*** Provided data

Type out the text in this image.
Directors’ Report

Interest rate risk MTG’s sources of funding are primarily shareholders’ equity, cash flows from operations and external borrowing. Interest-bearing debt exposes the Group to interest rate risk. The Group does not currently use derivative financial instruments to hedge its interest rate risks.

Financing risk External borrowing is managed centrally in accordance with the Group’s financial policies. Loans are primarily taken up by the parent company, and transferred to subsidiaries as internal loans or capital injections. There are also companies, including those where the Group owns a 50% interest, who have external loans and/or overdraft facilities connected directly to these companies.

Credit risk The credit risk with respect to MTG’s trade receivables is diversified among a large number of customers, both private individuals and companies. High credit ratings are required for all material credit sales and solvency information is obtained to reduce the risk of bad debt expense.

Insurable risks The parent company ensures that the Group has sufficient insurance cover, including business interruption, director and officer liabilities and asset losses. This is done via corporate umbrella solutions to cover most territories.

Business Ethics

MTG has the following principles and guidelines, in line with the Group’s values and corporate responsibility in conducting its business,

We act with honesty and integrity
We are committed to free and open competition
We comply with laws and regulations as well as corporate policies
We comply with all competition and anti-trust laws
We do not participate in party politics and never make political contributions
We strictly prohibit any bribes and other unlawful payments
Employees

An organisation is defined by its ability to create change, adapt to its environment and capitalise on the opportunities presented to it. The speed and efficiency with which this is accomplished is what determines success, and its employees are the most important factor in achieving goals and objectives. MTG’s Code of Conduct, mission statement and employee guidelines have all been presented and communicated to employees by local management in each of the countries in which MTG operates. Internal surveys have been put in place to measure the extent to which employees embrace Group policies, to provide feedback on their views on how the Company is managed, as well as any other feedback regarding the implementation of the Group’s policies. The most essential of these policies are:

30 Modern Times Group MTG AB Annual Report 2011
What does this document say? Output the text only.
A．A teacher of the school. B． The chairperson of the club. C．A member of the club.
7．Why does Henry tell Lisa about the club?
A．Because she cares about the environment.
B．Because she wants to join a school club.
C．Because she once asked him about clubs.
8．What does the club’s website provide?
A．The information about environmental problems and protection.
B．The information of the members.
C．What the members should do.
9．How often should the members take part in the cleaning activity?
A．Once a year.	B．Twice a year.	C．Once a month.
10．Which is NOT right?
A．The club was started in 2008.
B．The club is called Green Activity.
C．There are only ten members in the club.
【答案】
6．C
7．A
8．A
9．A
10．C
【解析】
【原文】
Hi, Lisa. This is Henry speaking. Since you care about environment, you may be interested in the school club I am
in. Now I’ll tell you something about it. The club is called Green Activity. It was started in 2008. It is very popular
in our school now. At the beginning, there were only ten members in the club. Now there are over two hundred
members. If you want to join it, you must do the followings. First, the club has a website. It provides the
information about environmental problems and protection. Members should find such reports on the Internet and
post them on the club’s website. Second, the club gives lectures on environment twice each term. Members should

******

> **Aim**
Return all the data exactly as given.

> **Expected answer**
Type out the text in this image.
Directors’ Report

Interest rate risk MTG’s sources of funding are primarily shareholders’ equity, cash flows from operations and external borrowing. Interest-bearing debt exposes the Group to interest rate risk. The Group does not currently use derivative financial instruments to hedge its interest rate risks.

Financing risk External borrowing is managed centrally in accordance with the Group’s financial policies. Loans are primarily taken up by the parent company, and transferred to subsidiaries as internal loans or capital injections. There are also companies, including those where the Group owns a 50% interest, who have external loans and/or overdraft facilities connected directly to these companies.

Credit risk The credit risk with respect to MTG’s trade receivables is diversified among a large number of customers, both private individuals and companies. High credit ratings are required for all material credit sales and solvency information is obtained to reduce the risk of bad debt expense.

Insurable risks The parent company ensures that the Group has sufficient insurance cover, including business interruption, director and officer liabilities and asset losses. This is done via corporate umbrella solutions to cover most territories.

Business Ethics

MTG has the following principles and guidelines, in line with the Group’s values and corporate responsibility in conducting its business,

We act with honesty and integrity
We are committed to free and open competition
We comply with laws and regulations as well as corporate policies
We comply with all competition and anti-trust laws
We do not participate in party politics and never make political contributions
We strictly prohibit any bribes and other unlawful payments
Employees

An organisation is defined by its ability to create change, adapt to its environment and capitalise on the opportunities presented to it. The speed and efficiency with which this is accomplished is what determines success, and its employees are the most important factor in achieving goals and objectives. MTG’s Code of Conduct, mission statement and employee guidelines have all been presented and communicated to employees by local management in each of the countries in which MTG operates. Internal surveys have been put in place to measure the extent to which employees embrace Group policies, to provide feedback on their views on how the Company is managed, as well as any other feedback regarding the implementation of the Group’s policies. The most essential of these policies are:

30 Modern Times Group MTG AB Annual Report 2011
What does this document say? Output the text only.
A．A teacher of the school. B． The chairperson of the club. C．A member of the club.
7．Why does Henry tell Lisa about the club?
A．Because she cares about the environment.
B．Because she wants to join a school club.
C．Because she once asked him about clubs.
8．What does the club’s website provide?
A．The information about environmental problems and protection.
B．The information of the members.
C．What the members should do.
9．How often should the members take part in the cleaning activity?
A．Once a year.	B．Twice a year.	C．Once a month.
10．Which is NOT right?
A．The club was started in 2008.
B．The club is called Green Activity.
C．There are only ten members in the club.
【答案】
6．C
7．A
8．A
9．A
10．C
【解析】
【原文】
Hi, Lisa. This is Henry speaking. Since you care about environment, you may be interested in the school club I am
in. Now I’ll tell you something about it. The club is called Green Activity. It was started in 2008. It is very popular
in our school now. At the beginning, there were only ten members in the club. Now there are over two hundred
members. If you want to join it, you must do the followings. First, the club has a website. It provides the
information about environmental problems and protection. Members should find such reports on the Internet and
post them on the club’s website. Second, the club gives lectures on environment twice each term. Members should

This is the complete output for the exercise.